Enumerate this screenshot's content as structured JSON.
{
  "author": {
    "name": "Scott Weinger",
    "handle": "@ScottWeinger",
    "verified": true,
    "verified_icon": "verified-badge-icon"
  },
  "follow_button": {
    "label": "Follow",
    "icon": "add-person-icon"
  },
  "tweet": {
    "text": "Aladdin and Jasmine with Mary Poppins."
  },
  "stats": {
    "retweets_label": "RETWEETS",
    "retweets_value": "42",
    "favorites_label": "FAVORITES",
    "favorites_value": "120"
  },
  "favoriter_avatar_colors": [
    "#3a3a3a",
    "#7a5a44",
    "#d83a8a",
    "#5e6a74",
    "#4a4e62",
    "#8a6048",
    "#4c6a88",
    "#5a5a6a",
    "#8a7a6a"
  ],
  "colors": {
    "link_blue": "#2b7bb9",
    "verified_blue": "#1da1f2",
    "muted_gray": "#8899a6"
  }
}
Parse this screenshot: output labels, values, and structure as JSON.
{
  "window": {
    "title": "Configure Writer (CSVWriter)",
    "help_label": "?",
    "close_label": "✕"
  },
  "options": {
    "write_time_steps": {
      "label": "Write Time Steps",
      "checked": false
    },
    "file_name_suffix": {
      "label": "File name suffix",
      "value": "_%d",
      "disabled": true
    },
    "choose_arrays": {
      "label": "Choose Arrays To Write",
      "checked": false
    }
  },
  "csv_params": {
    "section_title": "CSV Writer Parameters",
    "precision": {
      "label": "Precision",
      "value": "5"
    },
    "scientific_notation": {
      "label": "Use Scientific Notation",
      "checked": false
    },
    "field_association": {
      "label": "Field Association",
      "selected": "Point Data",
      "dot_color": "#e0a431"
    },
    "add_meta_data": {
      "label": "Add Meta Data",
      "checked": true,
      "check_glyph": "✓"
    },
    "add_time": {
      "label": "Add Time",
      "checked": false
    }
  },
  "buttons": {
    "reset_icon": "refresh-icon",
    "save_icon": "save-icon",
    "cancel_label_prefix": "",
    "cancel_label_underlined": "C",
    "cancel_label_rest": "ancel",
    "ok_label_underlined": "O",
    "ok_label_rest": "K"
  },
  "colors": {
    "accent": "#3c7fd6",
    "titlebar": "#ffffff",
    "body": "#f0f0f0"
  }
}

* **Description of the task**
For each line of the entries that includes "JSON", show that line.

* **Result**
Enumerate this screenshot's content as structured JSON.
Parse this screenshot: output labels, values, and structure as JSON.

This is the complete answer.